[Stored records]
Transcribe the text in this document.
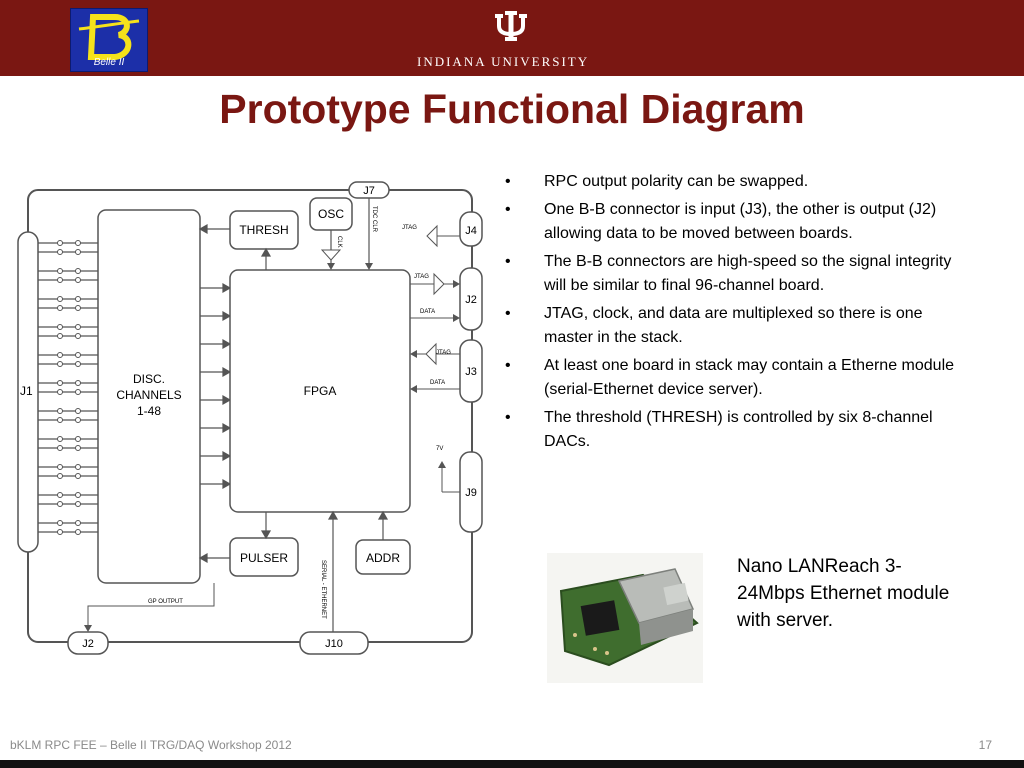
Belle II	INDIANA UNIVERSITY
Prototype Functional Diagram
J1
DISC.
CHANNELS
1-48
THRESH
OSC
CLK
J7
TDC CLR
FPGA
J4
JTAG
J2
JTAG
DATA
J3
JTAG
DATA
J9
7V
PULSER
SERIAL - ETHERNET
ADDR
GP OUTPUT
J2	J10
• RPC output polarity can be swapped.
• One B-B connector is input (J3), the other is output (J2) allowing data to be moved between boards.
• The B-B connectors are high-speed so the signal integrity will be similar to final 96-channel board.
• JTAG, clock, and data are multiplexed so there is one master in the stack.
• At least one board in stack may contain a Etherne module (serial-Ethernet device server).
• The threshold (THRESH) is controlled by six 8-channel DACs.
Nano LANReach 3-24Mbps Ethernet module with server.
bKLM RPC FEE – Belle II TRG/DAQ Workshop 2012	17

◆ Instructions to follow: Word for word, quote the full listing, omitting every picture.

◆ Full solution:
Transcribe the text in this document.
Belle II	INDIANA UNIVERSITY
Prototype Functional Diagram
J1
DISC.
CHANNELS
1-48
THRESH
OSC
CLK
J7
TDC CLR
FPGA
J4
JTAG
J2
JTAG
DATA
J3
JTAG
DATA
J9
7V
PULSER
SERIAL - ETHERNET
ADDR
GP OUTPUT
J2	J10
• RPC output polarity can be swapped.
• One B-B connector is input (J3), the other is output (J2) allowing data to be moved between boards.
• The B-B connectors are high-speed so the signal integrity will be similar to final 96-channel board.
• JTAG, clock, and data are multiplexed so there is one master in the stack.
• At least one board in stack may contain a Etherne module (serial-Ethernet device server).
• The threshold (THRESH) is controlled by six 8-channel DACs.
Nano LANReach 3-24Mbps Ethernet module with server.
bKLM RPC FEE – Belle II TRG/DAQ Workshop 2012	17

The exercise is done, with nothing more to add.